• AUFGABEN ZUR ÜBUNG:
**A)** Wie heißt laut dem Text über Redhawk und MinSafe der Codename, unter dem sich die Windows-Abteilung mit Managed Code befasst?
**B)** Fassen Sie den Text über Redhawk und MinSafe in zwei Sätzen zusammen.

• VORLIEGENDER TEXT:
◇ ◇ ◇ ◇ ◇ ◇ ◇

MinSafe / Redhawk: Neues aus der Windows-Zukunft
"Midori" wird gemeinhin als Ansatz für ein grundlegend neues Betriebssystem gehandelt. Wann es auf den Markt kommen könnte, ist noch vollkommen unklar, sicher scheint jedoch, dass es noch einige Windows-Generationen dauern wird. "Redhawk" und "MinSafe" sollen jedoch den Weg für "Midori" ebnen.
Dies berichtet Microsoft-Spezialistin Mary Jo Foley in ihrem Weblog. Ihren Angaben zufolge arbeitet die Developer Division von Microsoft unter dem Codenamen "Redhawk" an neuen Projekten für so genannten Managed Code, der in einer Virtuellen Maschine laufen soll, anders als Unmanaged Code, der direkt von der CPU des Rechners ausgeführt wird.
Unter dem Codenamen "MinSafe" soll sich die Windows-Abteilung mit der gleichen Problematik befassen. In beiden Fällen soll eine neue Umgebung für die Ausführung von Managed Code entstehen. Diese soll letztlich leichtgewichtiger daher kommen und für Entwickler attraktiver sein, die der Meinung sind, die Common Language Runtime (CLR) des .NET Framework sei zu aufgeblasen.

◇ ◇ ◇ ◇ ◇ ◇ ◇

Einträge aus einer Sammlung
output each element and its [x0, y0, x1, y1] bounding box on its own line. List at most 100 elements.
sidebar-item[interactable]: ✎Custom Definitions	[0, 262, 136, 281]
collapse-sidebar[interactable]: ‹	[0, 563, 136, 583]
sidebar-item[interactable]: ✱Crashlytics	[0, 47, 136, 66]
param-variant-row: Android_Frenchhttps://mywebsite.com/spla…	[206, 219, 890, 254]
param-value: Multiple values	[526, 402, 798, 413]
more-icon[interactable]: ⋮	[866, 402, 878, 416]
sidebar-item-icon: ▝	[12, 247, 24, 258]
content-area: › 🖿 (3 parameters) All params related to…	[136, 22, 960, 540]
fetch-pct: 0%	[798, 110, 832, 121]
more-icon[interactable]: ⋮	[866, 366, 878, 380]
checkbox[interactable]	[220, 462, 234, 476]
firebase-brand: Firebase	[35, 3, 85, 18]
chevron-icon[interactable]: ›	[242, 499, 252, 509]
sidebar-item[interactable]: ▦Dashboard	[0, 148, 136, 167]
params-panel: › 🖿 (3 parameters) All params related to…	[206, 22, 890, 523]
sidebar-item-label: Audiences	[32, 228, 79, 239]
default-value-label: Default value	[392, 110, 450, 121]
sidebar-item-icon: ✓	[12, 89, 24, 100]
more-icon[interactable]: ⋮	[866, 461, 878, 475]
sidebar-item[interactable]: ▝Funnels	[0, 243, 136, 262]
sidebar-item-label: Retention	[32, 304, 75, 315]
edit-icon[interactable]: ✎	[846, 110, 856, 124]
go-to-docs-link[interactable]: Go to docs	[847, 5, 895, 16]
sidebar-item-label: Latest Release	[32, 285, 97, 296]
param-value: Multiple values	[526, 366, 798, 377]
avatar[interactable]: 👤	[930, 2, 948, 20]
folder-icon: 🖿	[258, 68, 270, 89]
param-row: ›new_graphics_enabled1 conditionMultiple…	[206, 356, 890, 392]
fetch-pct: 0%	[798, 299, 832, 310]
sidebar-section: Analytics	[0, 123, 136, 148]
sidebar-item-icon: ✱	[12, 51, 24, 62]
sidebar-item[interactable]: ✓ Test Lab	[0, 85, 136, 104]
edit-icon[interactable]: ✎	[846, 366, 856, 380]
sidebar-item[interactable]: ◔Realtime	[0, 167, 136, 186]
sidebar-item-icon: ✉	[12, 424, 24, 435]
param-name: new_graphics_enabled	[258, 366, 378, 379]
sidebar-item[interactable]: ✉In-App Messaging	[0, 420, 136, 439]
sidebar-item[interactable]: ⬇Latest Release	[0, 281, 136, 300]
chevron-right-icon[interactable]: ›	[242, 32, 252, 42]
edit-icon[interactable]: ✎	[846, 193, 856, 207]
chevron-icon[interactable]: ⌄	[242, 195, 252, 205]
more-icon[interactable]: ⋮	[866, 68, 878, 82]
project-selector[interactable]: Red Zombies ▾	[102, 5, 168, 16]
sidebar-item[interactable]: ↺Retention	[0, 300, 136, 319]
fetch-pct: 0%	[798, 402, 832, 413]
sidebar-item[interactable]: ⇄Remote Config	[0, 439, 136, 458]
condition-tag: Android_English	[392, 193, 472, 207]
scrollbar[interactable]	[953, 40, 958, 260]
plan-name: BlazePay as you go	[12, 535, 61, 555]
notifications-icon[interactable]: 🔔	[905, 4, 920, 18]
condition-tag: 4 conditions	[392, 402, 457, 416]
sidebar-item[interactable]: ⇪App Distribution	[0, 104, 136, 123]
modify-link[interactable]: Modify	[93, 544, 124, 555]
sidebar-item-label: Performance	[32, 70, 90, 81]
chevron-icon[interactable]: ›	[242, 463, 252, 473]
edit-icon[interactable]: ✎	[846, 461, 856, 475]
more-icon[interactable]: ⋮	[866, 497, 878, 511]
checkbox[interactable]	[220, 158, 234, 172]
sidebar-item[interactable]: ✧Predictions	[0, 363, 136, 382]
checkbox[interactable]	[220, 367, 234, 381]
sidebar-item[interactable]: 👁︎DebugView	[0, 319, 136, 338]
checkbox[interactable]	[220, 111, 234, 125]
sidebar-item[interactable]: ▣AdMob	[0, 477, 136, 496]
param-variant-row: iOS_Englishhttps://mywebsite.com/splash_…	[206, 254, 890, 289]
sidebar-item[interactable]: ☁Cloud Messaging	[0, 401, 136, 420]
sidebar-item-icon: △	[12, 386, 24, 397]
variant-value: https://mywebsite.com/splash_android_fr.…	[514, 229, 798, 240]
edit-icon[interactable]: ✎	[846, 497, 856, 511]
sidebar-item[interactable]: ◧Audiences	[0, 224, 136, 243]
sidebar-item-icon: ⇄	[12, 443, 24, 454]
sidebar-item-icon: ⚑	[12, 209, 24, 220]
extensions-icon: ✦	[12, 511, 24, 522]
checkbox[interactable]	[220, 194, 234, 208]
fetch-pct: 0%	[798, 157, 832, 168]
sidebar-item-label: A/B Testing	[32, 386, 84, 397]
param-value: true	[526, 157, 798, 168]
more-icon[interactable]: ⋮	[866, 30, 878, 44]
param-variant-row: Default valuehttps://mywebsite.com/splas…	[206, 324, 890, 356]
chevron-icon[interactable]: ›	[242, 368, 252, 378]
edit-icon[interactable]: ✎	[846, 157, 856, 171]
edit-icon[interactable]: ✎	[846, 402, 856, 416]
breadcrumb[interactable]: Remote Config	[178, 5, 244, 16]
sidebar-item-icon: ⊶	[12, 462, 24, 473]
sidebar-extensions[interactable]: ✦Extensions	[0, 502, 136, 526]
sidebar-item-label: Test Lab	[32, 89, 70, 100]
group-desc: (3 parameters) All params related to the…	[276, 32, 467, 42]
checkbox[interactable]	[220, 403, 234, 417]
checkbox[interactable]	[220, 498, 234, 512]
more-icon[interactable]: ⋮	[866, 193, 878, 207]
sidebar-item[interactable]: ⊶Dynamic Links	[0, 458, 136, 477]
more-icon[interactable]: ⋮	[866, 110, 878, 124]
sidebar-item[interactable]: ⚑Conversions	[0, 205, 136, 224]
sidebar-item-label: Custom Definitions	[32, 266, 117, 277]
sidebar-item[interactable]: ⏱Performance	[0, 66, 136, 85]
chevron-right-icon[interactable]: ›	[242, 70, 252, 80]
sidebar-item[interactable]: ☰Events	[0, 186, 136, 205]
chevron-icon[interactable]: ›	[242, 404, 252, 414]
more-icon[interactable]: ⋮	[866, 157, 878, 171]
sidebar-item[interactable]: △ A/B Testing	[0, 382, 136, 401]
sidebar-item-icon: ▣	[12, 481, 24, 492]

◇ ◇ ◇ ◇ ◇ ◇ ◇

• LÖSUNGEN DER AUFGABEN:
**A)** MinSafe

**B)** Laut Mary Jo Foley arbeiten bei Microsoft die Developer Division unter dem Codenamen „Redhawk“ und die Windows-Abteilung unter „MinSafe“ an einer neuen Umgebung für die Ausführung von Managed Code. Diese Projekte sollen den Weg für „Midori“ ebnen, einen Ansatz für ein grundlegend neues Betriebssystem, und die neue Umgebung soll leichtgewichtiger und für Entwickler attraktiver sein, denen die CLR des .NET Framework zu aufgeblasen ist.